• TEXT FOR ANALYSIS:

= = = = = = =

- Born: Jonathan Michael Samet March 26, 1946 (age 80) Newport News, Virginia
- Education: Harvard University (BA) University of Rochester (MD) Harvard University (MS)
- Awards: Calderone Prize (2025)

= Jonathan Samet =

American physician and epidemiologist

Jonathan Michael Samet (born March 26, 1946 in Newport News, Virginia) is an American pulmonary physician and epidemiologist who served as dean of the Colorado School of Public Health. He was also the chair of the Clean Air Scientific Advisory Committee of the Environmental Protection Agency, as well as the Tobacco Products Scientific Advisory Committee of the Food and Drug Administration.

==Education==
Samet received his A.B. from Harvard College in 1966, his M.D. from the University of Rochester School of Medicine in 1970, and his M.S. in epidemiology from the Harvard School of Public Health in 1977.

= = = = = = =

• Items from a data source:
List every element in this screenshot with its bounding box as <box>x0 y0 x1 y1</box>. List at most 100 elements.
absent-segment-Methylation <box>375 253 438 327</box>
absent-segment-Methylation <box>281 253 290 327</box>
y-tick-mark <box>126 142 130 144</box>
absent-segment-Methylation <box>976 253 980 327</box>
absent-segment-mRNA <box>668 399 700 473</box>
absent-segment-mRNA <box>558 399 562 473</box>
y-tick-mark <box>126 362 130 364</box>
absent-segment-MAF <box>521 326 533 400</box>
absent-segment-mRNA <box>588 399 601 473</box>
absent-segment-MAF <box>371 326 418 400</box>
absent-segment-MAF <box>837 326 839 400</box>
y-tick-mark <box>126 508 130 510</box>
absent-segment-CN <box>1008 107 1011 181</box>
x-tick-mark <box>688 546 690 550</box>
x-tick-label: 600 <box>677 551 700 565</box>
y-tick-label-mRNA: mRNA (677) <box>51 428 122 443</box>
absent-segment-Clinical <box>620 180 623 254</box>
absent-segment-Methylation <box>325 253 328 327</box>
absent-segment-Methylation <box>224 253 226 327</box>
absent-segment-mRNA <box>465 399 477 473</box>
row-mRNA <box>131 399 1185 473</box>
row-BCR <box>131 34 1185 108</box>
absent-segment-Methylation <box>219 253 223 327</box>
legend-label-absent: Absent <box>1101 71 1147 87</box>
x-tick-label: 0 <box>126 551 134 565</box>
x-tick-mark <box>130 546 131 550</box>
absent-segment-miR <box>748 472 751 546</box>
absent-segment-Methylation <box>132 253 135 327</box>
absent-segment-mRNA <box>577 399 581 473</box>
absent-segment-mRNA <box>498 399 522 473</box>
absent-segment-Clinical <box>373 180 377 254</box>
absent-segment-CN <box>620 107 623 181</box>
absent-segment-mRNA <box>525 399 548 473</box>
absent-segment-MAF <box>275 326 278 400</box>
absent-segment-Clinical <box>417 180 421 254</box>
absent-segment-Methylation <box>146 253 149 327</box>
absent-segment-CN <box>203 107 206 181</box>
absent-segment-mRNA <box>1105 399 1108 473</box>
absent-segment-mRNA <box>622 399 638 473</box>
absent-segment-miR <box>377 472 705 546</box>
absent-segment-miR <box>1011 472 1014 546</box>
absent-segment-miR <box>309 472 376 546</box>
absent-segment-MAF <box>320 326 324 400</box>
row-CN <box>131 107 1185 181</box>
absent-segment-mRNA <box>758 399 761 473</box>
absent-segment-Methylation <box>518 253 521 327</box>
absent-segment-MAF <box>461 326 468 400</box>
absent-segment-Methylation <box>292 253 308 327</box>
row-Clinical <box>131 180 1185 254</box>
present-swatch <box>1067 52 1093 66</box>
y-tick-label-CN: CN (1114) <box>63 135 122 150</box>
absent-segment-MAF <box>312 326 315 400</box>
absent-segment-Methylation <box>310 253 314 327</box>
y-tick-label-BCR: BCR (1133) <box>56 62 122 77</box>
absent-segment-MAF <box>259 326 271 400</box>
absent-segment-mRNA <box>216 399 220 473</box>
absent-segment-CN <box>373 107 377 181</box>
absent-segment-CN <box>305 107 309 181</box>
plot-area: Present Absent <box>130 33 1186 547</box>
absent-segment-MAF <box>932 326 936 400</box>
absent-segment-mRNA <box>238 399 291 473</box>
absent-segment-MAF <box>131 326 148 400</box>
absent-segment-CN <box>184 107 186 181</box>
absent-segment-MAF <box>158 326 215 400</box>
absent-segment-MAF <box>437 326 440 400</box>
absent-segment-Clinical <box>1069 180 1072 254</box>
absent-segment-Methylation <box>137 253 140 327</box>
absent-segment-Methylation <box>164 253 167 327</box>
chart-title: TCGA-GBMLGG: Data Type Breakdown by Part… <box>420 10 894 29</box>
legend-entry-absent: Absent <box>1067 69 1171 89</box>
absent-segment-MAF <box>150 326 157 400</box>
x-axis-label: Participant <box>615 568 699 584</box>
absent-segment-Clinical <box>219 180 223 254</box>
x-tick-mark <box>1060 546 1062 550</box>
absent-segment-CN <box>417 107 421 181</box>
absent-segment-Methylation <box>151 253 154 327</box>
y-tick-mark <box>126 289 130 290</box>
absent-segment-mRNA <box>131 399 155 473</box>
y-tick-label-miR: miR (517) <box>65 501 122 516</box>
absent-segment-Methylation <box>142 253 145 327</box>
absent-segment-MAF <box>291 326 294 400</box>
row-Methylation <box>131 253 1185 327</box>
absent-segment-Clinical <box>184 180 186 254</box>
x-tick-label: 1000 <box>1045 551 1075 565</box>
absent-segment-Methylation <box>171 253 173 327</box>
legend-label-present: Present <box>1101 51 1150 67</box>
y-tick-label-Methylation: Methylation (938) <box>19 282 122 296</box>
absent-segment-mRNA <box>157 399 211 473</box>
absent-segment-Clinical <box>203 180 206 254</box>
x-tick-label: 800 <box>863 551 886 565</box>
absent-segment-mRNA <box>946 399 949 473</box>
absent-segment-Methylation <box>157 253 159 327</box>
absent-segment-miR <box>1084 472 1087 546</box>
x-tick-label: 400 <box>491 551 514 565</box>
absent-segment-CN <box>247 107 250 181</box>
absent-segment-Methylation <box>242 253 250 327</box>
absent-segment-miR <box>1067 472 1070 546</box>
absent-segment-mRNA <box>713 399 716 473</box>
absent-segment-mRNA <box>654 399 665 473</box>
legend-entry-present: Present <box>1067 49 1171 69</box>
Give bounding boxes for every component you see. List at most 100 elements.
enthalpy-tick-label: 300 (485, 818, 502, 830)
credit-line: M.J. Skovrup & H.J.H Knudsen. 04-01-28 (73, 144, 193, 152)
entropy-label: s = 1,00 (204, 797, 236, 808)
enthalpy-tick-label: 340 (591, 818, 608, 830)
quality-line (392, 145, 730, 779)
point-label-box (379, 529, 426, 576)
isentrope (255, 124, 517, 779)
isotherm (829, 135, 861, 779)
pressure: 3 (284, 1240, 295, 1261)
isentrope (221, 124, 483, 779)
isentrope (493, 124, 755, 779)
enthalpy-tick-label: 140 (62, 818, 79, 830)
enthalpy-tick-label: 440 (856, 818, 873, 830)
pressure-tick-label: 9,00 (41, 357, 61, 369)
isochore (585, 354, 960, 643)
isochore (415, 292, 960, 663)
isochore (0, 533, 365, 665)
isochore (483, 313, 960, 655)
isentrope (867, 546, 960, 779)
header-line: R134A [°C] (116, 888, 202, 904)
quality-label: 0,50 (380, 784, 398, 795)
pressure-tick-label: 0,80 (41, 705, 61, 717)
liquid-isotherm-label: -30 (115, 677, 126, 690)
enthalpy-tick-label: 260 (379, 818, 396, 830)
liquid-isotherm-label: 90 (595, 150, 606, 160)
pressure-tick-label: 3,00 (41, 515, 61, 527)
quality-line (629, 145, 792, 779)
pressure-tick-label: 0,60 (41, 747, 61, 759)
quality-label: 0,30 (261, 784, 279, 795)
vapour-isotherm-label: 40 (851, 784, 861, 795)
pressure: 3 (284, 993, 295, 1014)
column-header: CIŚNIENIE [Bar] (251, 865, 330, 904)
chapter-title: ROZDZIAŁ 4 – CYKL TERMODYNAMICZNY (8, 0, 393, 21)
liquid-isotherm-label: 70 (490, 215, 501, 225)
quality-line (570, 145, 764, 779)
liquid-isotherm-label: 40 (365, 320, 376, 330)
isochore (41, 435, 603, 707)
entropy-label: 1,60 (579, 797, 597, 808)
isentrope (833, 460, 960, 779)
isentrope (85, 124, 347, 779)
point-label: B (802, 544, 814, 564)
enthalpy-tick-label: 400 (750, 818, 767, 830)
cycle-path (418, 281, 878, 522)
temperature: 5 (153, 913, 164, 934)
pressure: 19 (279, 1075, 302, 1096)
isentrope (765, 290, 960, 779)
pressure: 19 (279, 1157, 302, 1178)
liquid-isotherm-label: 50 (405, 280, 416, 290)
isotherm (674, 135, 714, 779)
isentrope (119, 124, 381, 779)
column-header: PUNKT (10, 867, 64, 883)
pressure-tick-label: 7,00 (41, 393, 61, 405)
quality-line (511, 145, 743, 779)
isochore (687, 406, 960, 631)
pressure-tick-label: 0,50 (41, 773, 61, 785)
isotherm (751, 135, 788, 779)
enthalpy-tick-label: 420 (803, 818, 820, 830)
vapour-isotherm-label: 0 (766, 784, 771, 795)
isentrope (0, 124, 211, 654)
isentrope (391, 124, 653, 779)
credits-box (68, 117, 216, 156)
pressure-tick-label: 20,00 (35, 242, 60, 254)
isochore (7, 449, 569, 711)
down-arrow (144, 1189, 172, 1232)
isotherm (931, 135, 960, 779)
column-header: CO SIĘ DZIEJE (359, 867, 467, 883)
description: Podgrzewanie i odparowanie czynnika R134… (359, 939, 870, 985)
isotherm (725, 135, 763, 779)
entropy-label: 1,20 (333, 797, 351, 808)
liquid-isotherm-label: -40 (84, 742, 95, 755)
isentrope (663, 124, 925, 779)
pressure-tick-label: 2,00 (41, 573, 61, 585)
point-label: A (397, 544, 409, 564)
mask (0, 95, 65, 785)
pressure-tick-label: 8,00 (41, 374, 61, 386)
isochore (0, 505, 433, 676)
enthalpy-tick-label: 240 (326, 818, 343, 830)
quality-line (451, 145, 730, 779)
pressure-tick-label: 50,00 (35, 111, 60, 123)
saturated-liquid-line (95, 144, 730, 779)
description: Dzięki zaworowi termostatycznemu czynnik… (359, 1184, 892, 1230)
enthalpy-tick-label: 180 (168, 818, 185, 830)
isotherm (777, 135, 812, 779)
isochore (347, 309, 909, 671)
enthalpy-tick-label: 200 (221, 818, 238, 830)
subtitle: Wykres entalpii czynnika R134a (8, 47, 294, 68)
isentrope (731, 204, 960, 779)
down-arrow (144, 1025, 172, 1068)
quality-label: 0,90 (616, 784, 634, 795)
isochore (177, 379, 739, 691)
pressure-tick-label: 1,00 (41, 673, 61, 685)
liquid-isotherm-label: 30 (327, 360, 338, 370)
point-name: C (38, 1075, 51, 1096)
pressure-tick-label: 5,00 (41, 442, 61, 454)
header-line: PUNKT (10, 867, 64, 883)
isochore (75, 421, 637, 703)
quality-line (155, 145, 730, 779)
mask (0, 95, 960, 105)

= = = = = = =

• COMPLETE THE FOLLOWING:
1. Do these statements agree with the text on Jonathan Samet? (a) Samet was born in Newport News, Virginia. (b) Samet earned his M.D. from Harvard. (c) Samet chaired the Clean Air Scientific Advisory Committee of the Environmental Protection Agency. Answer yes or no for each and quote the deciding words.
2. From the text on Jonathan Samet, quote the part that opens with the words containing "- Born: Jonathan" and closes with "Health in 1977.".
The records aren't needed for this work.

• TASK ANSWERS:
1.
(a) Yes: "born March 26, 1946 in Newport News, Virginia"
(b) No: "his M.D. from the University of Rochester School of Medicine in 1970"
(c) Yes: "He was also the chair of the Clean Air Scientific Advisory Committee of the Environmental Protection Agency"

2.
- Born: Jonathan Michael Samet March 26, 1946 (age 80) Newport News, Virginia
- Education: Harvard University (BA) University of Rochester (MD) Harvard University (MS)
- Awards: Calderone Prize (2025)

= Jonathan Samet =

American physician and epidemiologist

Jonathan Michael Samet (born March 26, 1946 in Newport News, Virginia) is an American pulmonary physician and epidemiologist who served as dean of the Colorado School of Public Health. He was also the chair of the Clean Air Scientific Advisory Committee of the Environmental Protection Agency, as well as the Tobacco Products Scientific Advisory Committee of the Food and Drug Administration.

==Education==
Samet received his A.B. from Harvard College in 1966, his M.D. from the University of Rochester School of Medicine in 1970, and his M.S. in epidemiology from the Harvard School of Public Health in 1977.